--- begin ---

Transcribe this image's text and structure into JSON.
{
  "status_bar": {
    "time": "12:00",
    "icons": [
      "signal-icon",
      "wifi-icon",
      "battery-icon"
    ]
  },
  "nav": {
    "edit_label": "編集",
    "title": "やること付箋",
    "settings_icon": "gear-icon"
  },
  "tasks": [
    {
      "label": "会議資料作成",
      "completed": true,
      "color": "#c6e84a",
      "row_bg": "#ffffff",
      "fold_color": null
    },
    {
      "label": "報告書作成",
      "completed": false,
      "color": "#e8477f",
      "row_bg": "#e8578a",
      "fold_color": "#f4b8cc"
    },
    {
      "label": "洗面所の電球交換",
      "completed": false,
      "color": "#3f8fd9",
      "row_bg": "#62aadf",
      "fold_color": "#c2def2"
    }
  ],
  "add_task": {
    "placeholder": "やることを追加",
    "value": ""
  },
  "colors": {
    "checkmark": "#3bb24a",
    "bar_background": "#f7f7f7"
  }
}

--- end ---

#### [WRITTEN PROBLEM]
Generate an exact reproduction of all entries.

#### [THE COMPLETED TASK]
Transcribe this image's text and structure into JSON.
{
  "status_bar": {
    "time": "12:00",
    "icons": [
      "signal-icon",
      "wifi-icon",
      "battery-icon"
    ]
  },
  "nav": {
    "edit_label": "編集",
    "title": "やること付箋",
    "settings_icon": "gear-icon"
  },
  "tasks": [
    {
      "label": "会議資料作成",
      "completed": true,
      "color": "#c6e84a",
      "row_bg": "#ffffff",
      "fold_color": null
    },
    {
      "label": "報告書作成",
      "completed": false,
      "color": "#e8477f",
      "row_bg": "#e8578a",
      "fold_color": "#f4b8cc"
    },
    {
      "label": "洗面所の電球交換",
      "completed": false,
      "color": "#3f8fd9",
      "row_bg": "#62aadf",
      "fold_color": "#c2def2"
    }
  ],
  "add_task": {
    "placeholder": "やることを追加",
    "value": ""
  },
  "colors": {
    "checkmark": "#3bb24a",
    "bar_background": "#f7f7f7"
  }
}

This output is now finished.